**The request**:
The records that follow should be retyped word for word.

● ● ● ●

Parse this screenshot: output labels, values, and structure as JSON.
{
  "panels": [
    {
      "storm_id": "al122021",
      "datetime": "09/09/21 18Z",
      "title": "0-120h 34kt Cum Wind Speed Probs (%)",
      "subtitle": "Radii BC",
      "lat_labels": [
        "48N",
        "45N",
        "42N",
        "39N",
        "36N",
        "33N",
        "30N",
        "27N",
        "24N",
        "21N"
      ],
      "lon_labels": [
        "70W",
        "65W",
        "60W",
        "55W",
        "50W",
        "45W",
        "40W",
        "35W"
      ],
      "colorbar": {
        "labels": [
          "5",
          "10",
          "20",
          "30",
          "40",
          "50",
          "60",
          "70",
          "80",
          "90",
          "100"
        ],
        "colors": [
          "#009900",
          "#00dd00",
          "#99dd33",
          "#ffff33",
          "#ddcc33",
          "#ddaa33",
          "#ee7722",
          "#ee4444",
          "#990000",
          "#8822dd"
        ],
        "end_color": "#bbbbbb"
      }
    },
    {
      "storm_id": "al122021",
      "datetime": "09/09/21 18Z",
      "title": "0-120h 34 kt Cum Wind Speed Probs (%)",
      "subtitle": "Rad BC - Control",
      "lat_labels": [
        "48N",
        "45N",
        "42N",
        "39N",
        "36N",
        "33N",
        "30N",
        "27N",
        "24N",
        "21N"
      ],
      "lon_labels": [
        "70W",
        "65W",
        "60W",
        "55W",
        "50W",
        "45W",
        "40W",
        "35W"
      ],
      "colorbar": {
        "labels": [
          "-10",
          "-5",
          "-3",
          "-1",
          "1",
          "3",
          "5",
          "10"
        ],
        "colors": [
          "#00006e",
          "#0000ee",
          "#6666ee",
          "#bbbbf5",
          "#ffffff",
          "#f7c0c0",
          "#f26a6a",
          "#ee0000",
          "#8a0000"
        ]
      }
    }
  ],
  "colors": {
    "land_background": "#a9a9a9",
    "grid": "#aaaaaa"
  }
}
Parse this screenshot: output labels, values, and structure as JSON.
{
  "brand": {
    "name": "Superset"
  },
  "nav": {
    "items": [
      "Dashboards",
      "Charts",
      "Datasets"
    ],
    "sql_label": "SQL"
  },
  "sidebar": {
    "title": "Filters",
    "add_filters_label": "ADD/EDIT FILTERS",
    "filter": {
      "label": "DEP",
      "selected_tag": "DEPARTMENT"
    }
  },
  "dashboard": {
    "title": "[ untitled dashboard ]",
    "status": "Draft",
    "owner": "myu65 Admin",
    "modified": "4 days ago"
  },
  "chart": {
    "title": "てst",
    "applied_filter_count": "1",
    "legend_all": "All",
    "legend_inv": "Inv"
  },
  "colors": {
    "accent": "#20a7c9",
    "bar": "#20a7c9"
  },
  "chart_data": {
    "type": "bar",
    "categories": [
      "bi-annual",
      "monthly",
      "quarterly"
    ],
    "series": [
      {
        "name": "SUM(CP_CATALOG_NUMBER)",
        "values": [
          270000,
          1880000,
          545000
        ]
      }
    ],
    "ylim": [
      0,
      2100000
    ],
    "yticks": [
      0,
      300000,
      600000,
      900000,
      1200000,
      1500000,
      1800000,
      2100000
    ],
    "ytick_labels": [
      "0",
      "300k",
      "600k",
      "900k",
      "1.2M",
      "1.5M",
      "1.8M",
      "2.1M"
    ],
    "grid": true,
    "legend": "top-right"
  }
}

● ● ● ●

**Answer to the problem**:
Parse this screenshot: output labels, values, and structure as JSON.
{
  "panels": [
    {
      "storm_id": "al122021",
      "datetime": "09/09/21 18Z",
      "title": "0-120h 34kt Cum Wind Speed Probs (%)",
      "subtitle": "Radii BC",
      "lat_labels": [
        "48N",
        "45N",
        "42N",
        "39N",
        "36N",
        "33N",
        "30N",
        "27N",
        "24N",
        "21N"
      ],
      "lon_labels": [
        "70W",
        "65W",
        "60W",
        "55W",
        "50W",
        "45W",
        "40W",
        "35W"
      ],
      "colorbar": {
        "labels": [
          "5",
          "10",
          "20",
          "30",
          "40",
          "50",
          "60",
          "70",
          "80",
          "90",
          "100"
        ],
        "colors": [
          "#009900",
          "#00dd00",
          "#99dd33",
          "#ffff33",
          "#ddcc33",
          "#ddaa33",
          "#ee7722",
          "#ee4444",
          "#990000",
          "#8822dd"
        ],
        "end_color": "#bbbbbb"
      }
    },
    {
      "storm_id": "al122021",
      "datetime": "09/09/21 18Z",
      "title": "0-120h 34 kt Cum Wind Speed Probs (%)",
      "subtitle": "Rad BC - Control",
      "lat_labels": [
        "48N",
        "45N",
        "42N",
        "39N",
        "36N",
        "33N",
        "30N",
        "27N",
        "24N",
        "21N"
      ],
      "lon_labels": [
        "70W",
        "65W",
        "60W",
        "55W",
        "50W",
        "45W",
        "40W",
        "35W"
      ],
      "colorbar": {
        "labels": [
          "-10",
          "-5",
          "-3",
          "-1",
          "1",
          "3",
          "5",
          "10"
        ],
        "colors": [
          "#00006e",
          "#0000ee",
          "#6666ee",
          "#bbbbf5",
          "#ffffff",
          "#f7c0c0",
          "#f26a6a",
          "#ee0000",
          "#8a0000"
        ]
      }
    }
  ],
  "colors": {
    "land_background": "#a9a9a9",
    "grid": "#aaaaaa"
  }
}
Parse this screenshot: output labels, values, and structure as JSON.
{
  "brand": {
    "name": "Superset"
  },
  "nav": {
    "items": [
      "Dashboards",
      "Charts",
      "Datasets"
    ],
    "sql_label": "SQL"
  },
  "sidebar": {
    "title": "Filters",
    "add_filters_label": "ADD/EDIT FILTERS",
    "filter": {
      "label": "DEP",
      "selected_tag": "DEPARTMENT"
    }
  },
  "dashboard": {
    "title": "[ untitled dashboard ]",
    "status": "Draft",
    "owner": "myu65 Admin",
    "modified": "4 days ago"
  },
  "chart": {
    "title": "てst",
    "applied_filter_count": "1",
    "legend_all": "All",
    "legend_inv": "Inv"
  },
  "colors": {
    "accent": "#20a7c9",
    "bar": "#20a7c9"
  },
  "chart_data": {
    "type": "bar",
    "categories": [
      "bi-annual",
      "monthly",
      "quarterly"
    ],
    "series": [
      {
        "name": "SUM(CP_CATALOG_NUMBER)",
        "values": [
          270000,
          1880000,
          545000
        ]
      }
    ],
    "ylim": [
      0,
      2100000
    ],
    "yticks": [
      0,
      300000,
      600000,
      900000,
      1200000,
      1500000,
      1800000,
      2100000
    ],
    "ytick_labels": [
      "0",
      "300k",
      "600k",
      "900k",
      "1.2M",
      "1.5M",
      "1.8M",
      "2.1M"
    ],
    "grid": true,
    "legend": "top-right"
  }
}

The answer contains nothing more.